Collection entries
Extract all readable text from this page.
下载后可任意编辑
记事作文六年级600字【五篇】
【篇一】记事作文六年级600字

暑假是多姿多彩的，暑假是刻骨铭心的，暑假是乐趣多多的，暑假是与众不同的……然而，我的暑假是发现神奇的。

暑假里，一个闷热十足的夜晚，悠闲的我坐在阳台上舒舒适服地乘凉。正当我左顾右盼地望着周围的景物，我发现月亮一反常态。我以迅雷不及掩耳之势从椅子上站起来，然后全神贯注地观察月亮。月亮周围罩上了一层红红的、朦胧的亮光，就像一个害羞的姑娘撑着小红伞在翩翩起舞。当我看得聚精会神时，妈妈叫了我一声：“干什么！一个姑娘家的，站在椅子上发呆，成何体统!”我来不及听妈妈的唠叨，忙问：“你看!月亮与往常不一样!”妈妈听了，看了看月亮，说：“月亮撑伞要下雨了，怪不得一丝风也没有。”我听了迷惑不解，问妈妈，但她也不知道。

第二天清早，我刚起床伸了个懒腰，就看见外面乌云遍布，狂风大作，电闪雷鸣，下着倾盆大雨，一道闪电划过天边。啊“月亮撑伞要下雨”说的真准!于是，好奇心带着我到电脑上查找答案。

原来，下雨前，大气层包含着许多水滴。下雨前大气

* _What is being asked_
Copy out the whole listing, exactly as written.

* _Correct answer_
Extract all readable text from this page.
下载后可任意编辑
记事作文六年级600字【五篇】
【篇一】记事作文六年级600字

暑假是多姿多彩的，暑假是刻骨铭心的，暑假是乐趣多多的，暑假是与众不同的……然而，我的暑假是发现神奇的。

暑假里，一个闷热十足的夜晚，悠闲的我坐在阳台上舒舒适服地乘凉。正当我左顾右盼地望着周围的景物，我发现月亮一反常态。我以迅雷不及掩耳之势从椅子上站起来，然后全神贯注地观察月亮。月亮周围罩上了一层红红的、朦胧的亮光，就像一个害羞的姑娘撑着小红伞在翩翩起舞。当我看得聚精会神时，妈妈叫了我一声：“干什么！一个姑娘家的，站在椅子上发呆，成何体统!”我来不及听妈妈的唠叨，忙问：“你看!月亮与往常不一样!”妈妈听了，看了看月亮，说：“月亮撑伞要下雨了，怪不得一丝风也没有。”我听了迷惑不解，问妈妈，但她也不知道。

第二天清早，我刚起床伸了个懒腰，就看见外面乌云遍布，狂风大作，电闪雷鸣，下着倾盆大雨，一道闪电划过天边。啊“月亮撑伞要下雨”说的真准!于是，好奇心带着我到电脑上查找答案。

原来，下雨前，大气层包含着许多水滴。下雨前大气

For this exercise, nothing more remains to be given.